Page text =>
— start —

Rightfully proud of the fact they didn’t die a watery death in the middle of the Charles River, the students wrote to Gatorade and told their story.
By way of response, the kids received a personal letter from someone at Gatorade, some coupons and a few freebies, which is worth noting.
I’ll get back to that, but before I do it’s also worth noting that in the ensuing flurry of “oh, look at this” posts, one popped up taking Gatorade to task for not creating an ad around the students’ exploits and urging Gatorade to “get on board the cluetrain” and do so immediately.
Fine. This is the Democratic Internet (unless you’re logged in from China) and everyone’s entitled to their opinion. Whether or not it’s an informed, well-considered opinion is an entirely different matter altogether.
So here is mine: should Gatorade rush out and create a spot centered on these two hella-smart kids and their three-hour tour aboard the S.S. Is It In You? Nope.

— end —

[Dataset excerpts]
— start —

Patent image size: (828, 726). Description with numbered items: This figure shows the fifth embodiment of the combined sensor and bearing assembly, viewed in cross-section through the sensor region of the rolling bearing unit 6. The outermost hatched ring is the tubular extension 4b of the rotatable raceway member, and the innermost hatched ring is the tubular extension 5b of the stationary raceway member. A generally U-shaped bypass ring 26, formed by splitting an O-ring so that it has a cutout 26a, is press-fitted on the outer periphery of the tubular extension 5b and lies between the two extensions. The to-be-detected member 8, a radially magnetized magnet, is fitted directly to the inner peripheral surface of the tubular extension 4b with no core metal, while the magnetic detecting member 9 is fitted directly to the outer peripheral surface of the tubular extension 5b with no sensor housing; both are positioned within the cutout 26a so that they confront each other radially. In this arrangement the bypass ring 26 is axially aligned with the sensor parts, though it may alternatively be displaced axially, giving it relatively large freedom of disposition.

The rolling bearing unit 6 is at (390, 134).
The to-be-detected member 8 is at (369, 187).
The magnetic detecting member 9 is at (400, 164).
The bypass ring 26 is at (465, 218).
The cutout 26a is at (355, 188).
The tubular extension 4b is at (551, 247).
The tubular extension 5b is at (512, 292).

— end —

Requests =>
1 > In the piece about the students and Gatorade, why does the writer grant that the person criticizing Gatorade is allowed to hold that view?
2 > Carry on the piece about the students and Gatorade from the point where it stops.

Answers per task =>
1 > The writer says this is the "Democratic Internet," where everyone is entitled to an opinion, unless they are logged in from China. The writer adds that whether the opinion is informed and well considered is a different matter.

2 >
Anyone who’s read this blog longer than a week or two knows I have some issues with consumer-generated content. Actually, I don’t have issues with consumer-generated content, I have issues with the people who profess to be thoughtful, cutting edge marketers who don’t think through the issues surrounding CGC and how it intersects with the brand before launching a smug tirade on how they are the ones who “get it” and how every brand should jump in with both feet and launch a CGC campaign now, damn the consequences (it’s all good) and damn the rationale for why (”come on, this is hot, you should do it”–or worse, “you should do it because it validates my consultancy“).
I’m absolutely certain there’s a way to do CGC right and do it in a way that deserves to be blown out into a full-fledged broadcast campaign. The Gatorade raft simply isn’t it for one very large reason: it’s off brand.
Before I go on, let’s pretend the world isn’t familiar with the product and consider for a moment what Gatorade represents as a brand and then look to see if two product-fanatical kids, floating on a raft made of bottles in the middle of the Charles River, are a good fit for a multi-million dollar ad campaign under its brand umbrella.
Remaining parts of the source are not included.